▶ **THE PROBLEM**: Pull out every line of the listing below where "text" appears.

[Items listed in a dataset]
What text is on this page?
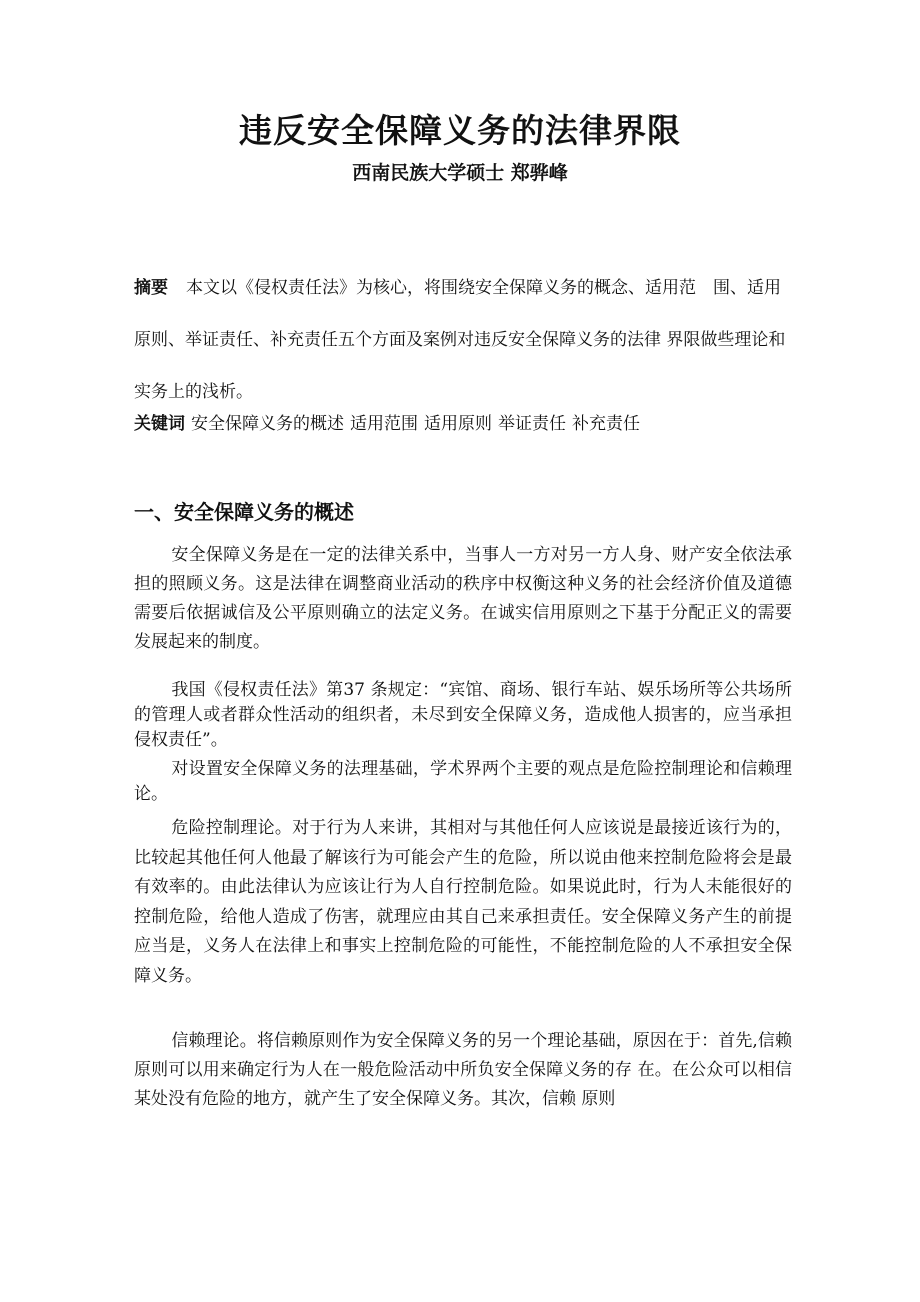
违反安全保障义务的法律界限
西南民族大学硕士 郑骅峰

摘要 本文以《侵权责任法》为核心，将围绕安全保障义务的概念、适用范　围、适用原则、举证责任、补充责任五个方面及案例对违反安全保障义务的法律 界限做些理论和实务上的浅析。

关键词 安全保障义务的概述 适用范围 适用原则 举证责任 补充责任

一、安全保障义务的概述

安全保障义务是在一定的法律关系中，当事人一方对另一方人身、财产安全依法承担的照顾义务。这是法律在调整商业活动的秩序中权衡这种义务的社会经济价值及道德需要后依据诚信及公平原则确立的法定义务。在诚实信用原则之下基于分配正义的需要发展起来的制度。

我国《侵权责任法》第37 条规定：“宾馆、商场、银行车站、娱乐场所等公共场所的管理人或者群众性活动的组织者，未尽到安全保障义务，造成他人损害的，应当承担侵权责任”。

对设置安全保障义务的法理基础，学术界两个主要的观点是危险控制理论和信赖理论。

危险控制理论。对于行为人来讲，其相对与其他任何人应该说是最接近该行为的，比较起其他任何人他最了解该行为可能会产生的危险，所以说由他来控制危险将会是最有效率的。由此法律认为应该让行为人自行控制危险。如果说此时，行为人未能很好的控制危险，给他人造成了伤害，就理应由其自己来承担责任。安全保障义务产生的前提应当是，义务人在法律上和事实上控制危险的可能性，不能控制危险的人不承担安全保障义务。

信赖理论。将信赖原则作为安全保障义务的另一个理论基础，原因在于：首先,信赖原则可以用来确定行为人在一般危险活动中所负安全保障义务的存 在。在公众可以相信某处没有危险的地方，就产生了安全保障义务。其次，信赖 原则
...
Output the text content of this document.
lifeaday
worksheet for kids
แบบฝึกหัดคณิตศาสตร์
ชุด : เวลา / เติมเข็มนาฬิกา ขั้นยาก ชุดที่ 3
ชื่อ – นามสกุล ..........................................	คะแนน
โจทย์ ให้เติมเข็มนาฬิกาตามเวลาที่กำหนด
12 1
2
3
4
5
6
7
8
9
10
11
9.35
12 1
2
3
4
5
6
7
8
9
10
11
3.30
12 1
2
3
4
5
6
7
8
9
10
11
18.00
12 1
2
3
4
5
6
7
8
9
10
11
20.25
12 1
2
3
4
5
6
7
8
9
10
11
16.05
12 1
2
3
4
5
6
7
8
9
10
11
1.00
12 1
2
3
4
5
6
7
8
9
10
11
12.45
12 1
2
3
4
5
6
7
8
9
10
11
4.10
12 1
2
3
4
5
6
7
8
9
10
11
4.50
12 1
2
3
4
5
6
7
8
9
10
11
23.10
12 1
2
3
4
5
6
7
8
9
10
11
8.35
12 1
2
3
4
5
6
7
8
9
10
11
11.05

▶ **WRITTEN SOLUTION**:
What text is on this page?
Output the text content of this document.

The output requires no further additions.